**Aim of the exercise**.
Set out every line bearing the string "cvAUC".

**Material for this exercise**.
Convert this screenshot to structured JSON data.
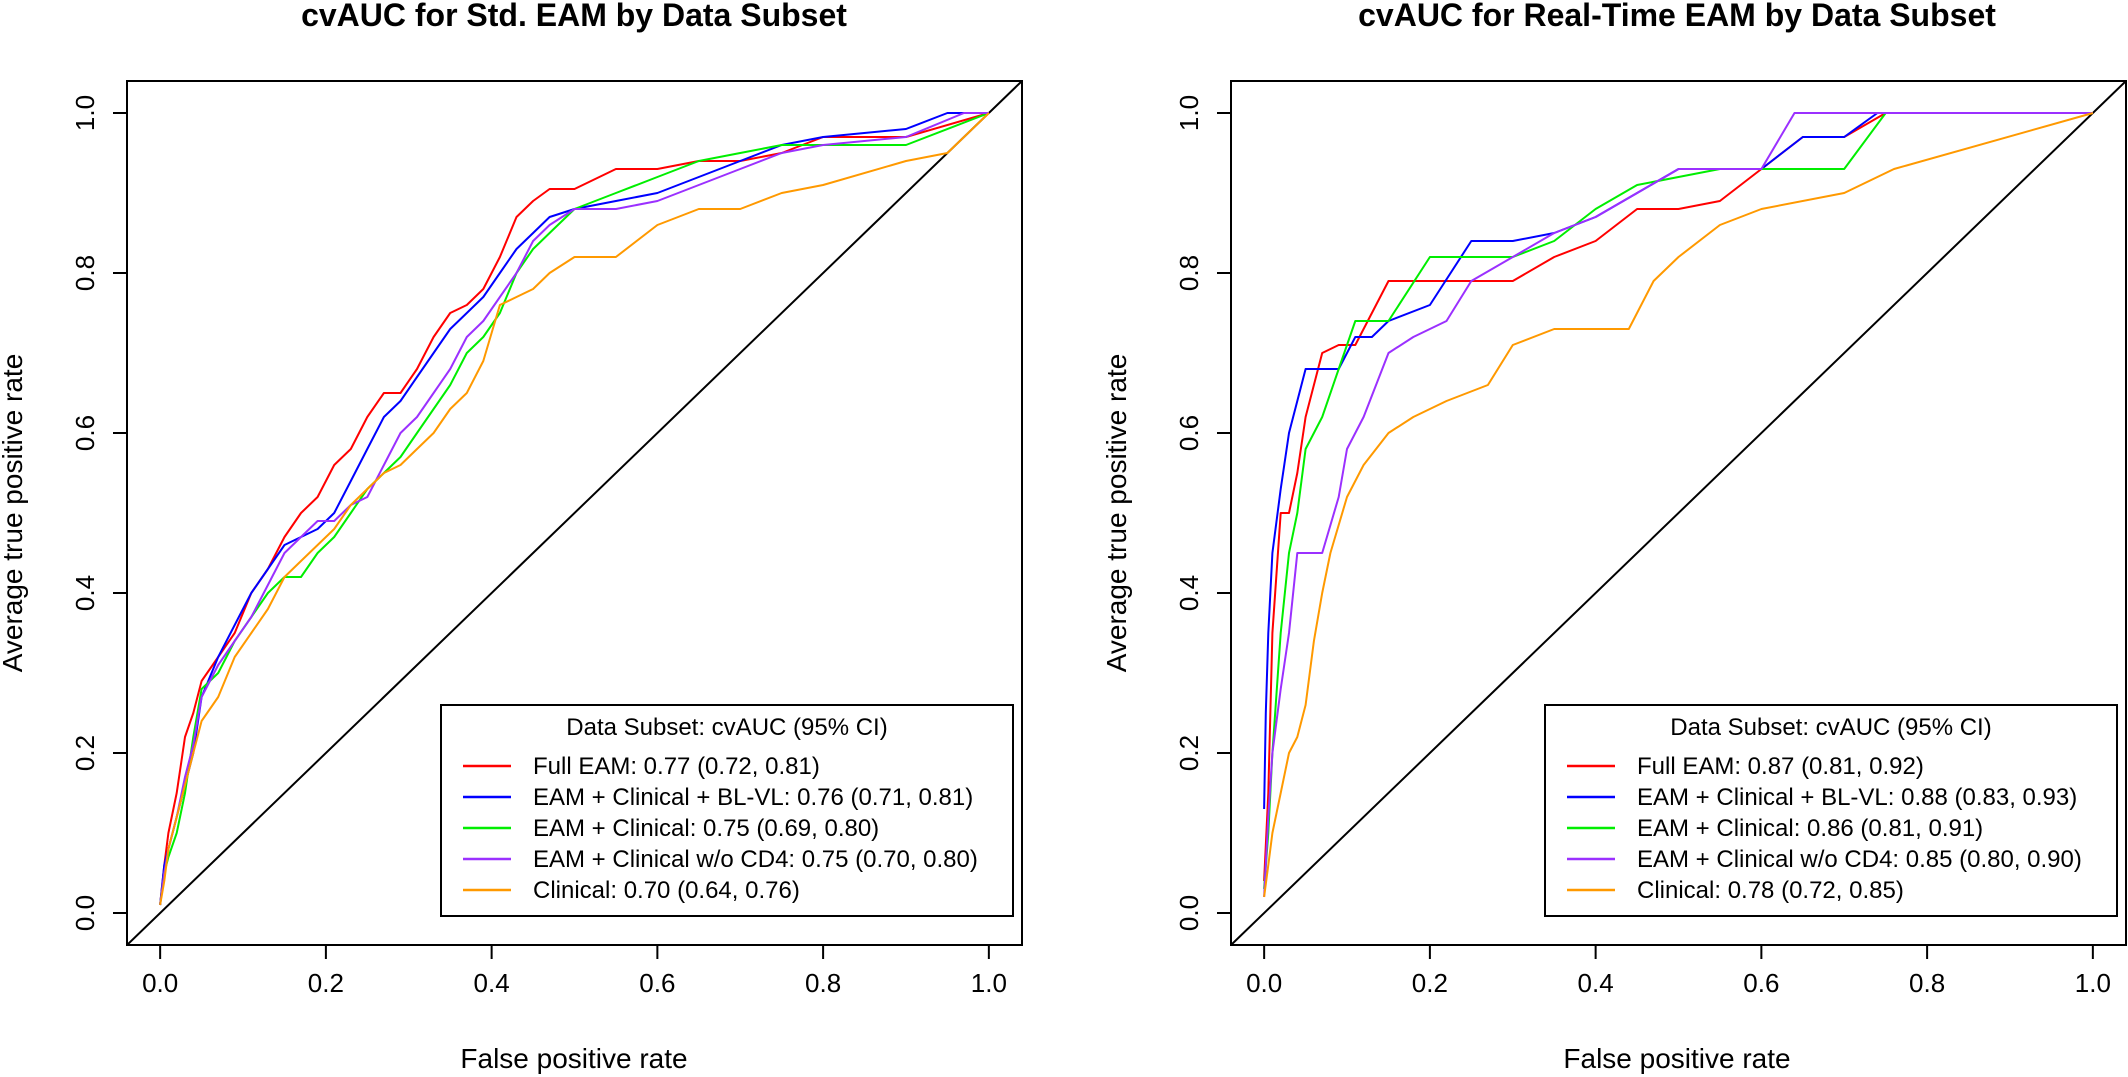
{
  "chart_data": [
    {
      "type": "line",
      "title": "cvAUC for Std. EAM by Data Subset",
      "xlabel": "False positive rate",
      "ylabel": "Average true positive rate",
      "xlim": [
        -0.04,
        1.04
      ],
      "ylim": [
        -0.04,
        1.04
      ],
      "xticks": [
        "0.0",
        "0.2",
        "0.4",
        "0.6",
        "0.8",
        "1.0"
      ],
      "yticks": [
        "0.0",
        "0.2",
        "0.4",
        "0.6",
        "0.8",
        "1.0"
      ],
      "legend": {
        "title": "Data Subset: cvAUC (95% CI)",
        "position": "bottom-right"
      },
      "reference_line": {
        "x": [
          -0.04,
          1.04
        ],
        "y": [
          -0.04,
          1.04
        ],
        "color": "#000000"
      },
      "series": [
        {
          "name": "Full EAM: 0.77 (0.72, 0.81)",
          "color": "#ff0000",
          "x": [
            0,
            0.005,
            0.01,
            0.02,
            0.03,
            0.04,
            0.05,
            0.07,
            0.09,
            0.11,
            0.13,
            0.15,
            0.17,
            0.19,
            0.21,
            0.23,
            0.25,
            0.27,
            0.29,
            0.31,
            0.33,
            0.35,
            0.37,
            0.39,
            0.41,
            0.43,
            0.45,
            0.47,
            0.5,
            0.55,
            0.6,
            0.65,
            0.7,
            0.75,
            0.8,
            0.9,
            1.0
          ],
          "y": [
            0.01,
            0.06,
            0.1,
            0.15,
            0.22,
            0.25,
            0.29,
            0.32,
            0.35,
            0.4,
            0.43,
            0.47,
            0.5,
            0.52,
            0.56,
            0.58,
            0.62,
            0.65,
            0.65,
            0.68,
            0.72,
            0.75,
            0.76,
            0.78,
            0.82,
            0.87,
            0.89,
            0.905,
            0.905,
            0.93,
            0.93,
            0.94,
            0.94,
            0.95,
            0.97,
            0.97,
            1.0
          ]
        },
        {
          "name": "EAM + Clinical + BL-VL: 0.76 (0.71, 0.81)",
          "color": "#0000ff",
          "x": [
            0,
            0.005,
            0.01,
            0.02,
            0.03,
            0.04,
            0.05,
            0.07,
            0.09,
            0.11,
            0.13,
            0.15,
            0.17,
            0.19,
            0.21,
            0.23,
            0.25,
            0.27,
            0.29,
            0.31,
            0.33,
            0.35,
            0.37,
            0.39,
            0.41,
            0.43,
            0.45,
            0.47,
            0.5,
            0.55,
            0.6,
            0.65,
            0.7,
            0.75,
            0.8,
            0.9,
            0.95,
            1.0
          ],
          "y": [
            0.01,
            0.06,
            0.08,
            0.12,
            0.16,
            0.2,
            0.27,
            0.32,
            0.36,
            0.4,
            0.43,
            0.46,
            0.47,
            0.48,
            0.5,
            0.54,
            0.58,
            0.62,
            0.64,
            0.67,
            0.7,
            0.73,
            0.75,
            0.77,
            0.8,
            0.83,
            0.85,
            0.87,
            0.88,
            0.89,
            0.9,
            0.92,
            0.94,
            0.96,
            0.97,
            0.98,
            1.0,
            1.0
          ]
        },
        {
          "name": "EAM + Clinical: 0.75 (0.69, 0.80)",
          "color": "#00ee00",
          "x": [
            0,
            0.005,
            0.01,
            0.02,
            0.03,
            0.04,
            0.05,
            0.07,
            0.09,
            0.11,
            0.13,
            0.15,
            0.17,
            0.19,
            0.21,
            0.23,
            0.25,
            0.27,
            0.29,
            0.31,
            0.33,
            0.35,
            0.37,
            0.39,
            0.41,
            0.43,
            0.45,
            0.47,
            0.5,
            0.55,
            0.6,
            0.65,
            0.7,
            0.75,
            0.8,
            0.9,
            1.0
          ],
          "y": [
            0.01,
            0.05,
            0.07,
            0.1,
            0.15,
            0.22,
            0.28,
            0.3,
            0.34,
            0.37,
            0.4,
            0.42,
            0.42,
            0.45,
            0.47,
            0.5,
            0.53,
            0.55,
            0.57,
            0.6,
            0.63,
            0.66,
            0.7,
            0.72,
            0.75,
            0.8,
            0.83,
            0.85,
            0.88,
            0.9,
            0.92,
            0.94,
            0.95,
            0.96,
            0.96,
            0.96,
            1.0
          ]
        },
        {
          "name": "EAM + Clinical w/o CD4: 0.75 (0.70, 0.80)",
          "color": "#9b30ff",
          "x": [
            0,
            0.005,
            0.01,
            0.02,
            0.03,
            0.04,
            0.05,
            0.07,
            0.09,
            0.11,
            0.13,
            0.15,
            0.17,
            0.19,
            0.21,
            0.23,
            0.25,
            0.27,
            0.29,
            0.31,
            0.33,
            0.35,
            0.37,
            0.39,
            0.41,
            0.43,
            0.45,
            0.47,
            0.5,
            0.55,
            0.6,
            0.65,
            0.7,
            0.75,
            0.8,
            0.9,
            0.97,
            1.0
          ],
          "y": [
            0.01,
            0.05,
            0.08,
            0.12,
            0.17,
            0.21,
            0.27,
            0.31,
            0.34,
            0.37,
            0.41,
            0.45,
            0.47,
            0.49,
            0.49,
            0.51,
            0.52,
            0.56,
            0.6,
            0.62,
            0.65,
            0.68,
            0.72,
            0.74,
            0.77,
            0.8,
            0.84,
            0.86,
            0.88,
            0.88,
            0.89,
            0.91,
            0.93,
            0.95,
            0.96,
            0.97,
            1.0,
            1.0
          ]
        },
        {
          "name": "Clinical: 0.70 (0.64, 0.76)",
          "color": "#ff9900",
          "x": [
            0,
            0.005,
            0.01,
            0.02,
            0.03,
            0.04,
            0.05,
            0.07,
            0.09,
            0.11,
            0.13,
            0.15,
            0.17,
            0.19,
            0.21,
            0.23,
            0.25,
            0.27,
            0.29,
            0.31,
            0.33,
            0.35,
            0.37,
            0.39,
            0.41,
            0.43,
            0.45,
            0.47,
            0.5,
            0.55,
            0.6,
            0.65,
            0.7,
            0.75,
            0.8,
            0.9,
            0.95,
            1.0
          ],
          "y": [
            0.01,
            0.04,
            0.08,
            0.12,
            0.16,
            0.2,
            0.24,
            0.27,
            0.32,
            0.35,
            0.38,
            0.42,
            0.44,
            0.46,
            0.48,
            0.51,
            0.53,
            0.55,
            0.56,
            0.58,
            0.6,
            0.63,
            0.65,
            0.69,
            0.76,
            0.77,
            0.78,
            0.8,
            0.82,
            0.82,
            0.86,
            0.88,
            0.88,
            0.9,
            0.91,
            0.94,
            0.95,
            1.0
          ]
        }
      ]
    },
    {
      "type": "line",
      "title": "cvAUC for Real-Time EAM by Data Subset",
      "xlabel": "False positive rate",
      "ylabel": "Average true positive rate",
      "xlim": [
        -0.04,
        1.04
      ],
      "ylim": [
        -0.04,
        1.04
      ],
      "xticks": [
        "0.0",
        "0.2",
        "0.4",
        "0.6",
        "0.8",
        "1.0"
      ],
      "yticks": [
        "0.0",
        "0.2",
        "0.4",
        "0.6",
        "0.8",
        "1.0"
      ],
      "legend": {
        "title": "Data Subset: cvAUC (95% CI)",
        "position": "bottom-right"
      },
      "reference_line": {
        "x": [
          -0.04,
          1.04
        ],
        "y": [
          -0.04,
          1.04
        ],
        "color": "#000000"
      },
      "series": [
        {
          "name": "Full EAM: 0.87 (0.81, 0.92)",
          "color": "#ff0000",
          "x": [
            0,
            0.005,
            0.01,
            0.02,
            0.03,
            0.04,
            0.05,
            0.07,
            0.09,
            0.11,
            0.13,
            0.15,
            0.2,
            0.3,
            0.35,
            0.4,
            0.45,
            0.5,
            0.55,
            0.6,
            0.65,
            0.7,
            0.75,
            1.0
          ],
          "y": [
            0.04,
            0.15,
            0.35,
            0.5,
            0.5,
            0.55,
            0.62,
            0.7,
            0.71,
            0.71,
            0.75,
            0.79,
            0.79,
            0.79,
            0.82,
            0.84,
            0.88,
            0.88,
            0.89,
            0.93,
            0.97,
            0.97,
            1.0,
            1.0
          ]
        },
        {
          "name": "EAM + Clinical + BL-VL: 0.88 (0.83, 0.93)",
          "color": "#0000ff",
          "x": [
            0,
            0.002,
            0.005,
            0.01,
            0.02,
            0.03,
            0.04,
            0.05,
            0.07,
            0.09,
            0.11,
            0.13,
            0.15,
            0.2,
            0.25,
            0.3,
            0.35,
            0.4,
            0.45,
            0.5,
            0.55,
            0.6,
            0.65,
            0.7,
            0.74,
            1.0
          ],
          "y": [
            0.13,
            0.25,
            0.35,
            0.45,
            0.53,
            0.6,
            0.64,
            0.68,
            0.68,
            0.68,
            0.72,
            0.72,
            0.74,
            0.76,
            0.84,
            0.84,
            0.85,
            0.87,
            0.9,
            0.93,
            0.93,
            0.93,
            0.97,
            0.97,
            1.0,
            1.0
          ]
        },
        {
          "name": "EAM + Clinical: 0.86 (0.81, 0.91)",
          "color": "#00ee00",
          "x": [
            0,
            0.005,
            0.01,
            0.02,
            0.03,
            0.04,
            0.05,
            0.07,
            0.09,
            0.11,
            0.13,
            0.15,
            0.2,
            0.25,
            0.3,
            0.35,
            0.4,
            0.45,
            0.5,
            0.55,
            0.6,
            0.65,
            0.7,
            0.75,
            1.0
          ],
          "y": [
            0.03,
            0.1,
            0.2,
            0.35,
            0.45,
            0.5,
            0.58,
            0.62,
            0.68,
            0.74,
            0.74,
            0.74,
            0.82,
            0.82,
            0.82,
            0.84,
            0.88,
            0.91,
            0.92,
            0.93,
            0.93,
            0.93,
            0.93,
            1.0,
            1.0
          ]
        },
        {
          "name": "EAM + Clinical w/o CD4: 0.85 (0.80, 0.90)",
          "color": "#9b30ff",
          "x": [
            0,
            0.005,
            0.01,
            0.02,
            0.03,
            0.04,
            0.05,
            0.07,
            0.09,
            0.1,
            0.12,
            0.15,
            0.18,
            0.22,
            0.25,
            0.3,
            0.35,
            0.4,
            0.45,
            0.5,
            0.55,
            0.6,
            0.64,
            0.7,
            1.0
          ],
          "y": [
            0.02,
            0.12,
            0.2,
            0.28,
            0.35,
            0.45,
            0.45,
            0.45,
            0.52,
            0.58,
            0.62,
            0.7,
            0.72,
            0.74,
            0.79,
            0.82,
            0.85,
            0.87,
            0.9,
            0.93,
            0.93,
            0.93,
            1.0,
            1.0,
            1.0
          ]
        },
        {
          "name": "Clinical: 0.78 (0.72, 0.85)",
          "color": "#ff9900",
          "x": [
            0,
            0.005,
            0.01,
            0.02,
            0.03,
            0.04,
            0.05,
            0.06,
            0.07,
            0.08,
            0.1,
            0.12,
            0.15,
            0.18,
            0.22,
            0.27,
            0.3,
            0.35,
            0.4,
            0.44,
            0.47,
            0.5,
            0.55,
            0.6,
            0.7,
            0.76,
            1.0
          ],
          "y": [
            0.02,
            0.06,
            0.1,
            0.15,
            0.2,
            0.22,
            0.26,
            0.34,
            0.4,
            0.45,
            0.52,
            0.56,
            0.6,
            0.62,
            0.64,
            0.66,
            0.71,
            0.73,
            0.73,
            0.73,
            0.79,
            0.82,
            0.86,
            0.88,
            0.9,
            0.93,
            1.0
          ]
        }
      ]
    }
  ]
}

**Task solution**.
      "title": "cvAUC for Std. EAM by Data Subset",
        "title": "Data Subset: cvAUC (95% CI)",
      "title": "cvAUC for Real-Time EAM by Data Subset",
        "title": "Data Subset: cvAUC (95% CI)",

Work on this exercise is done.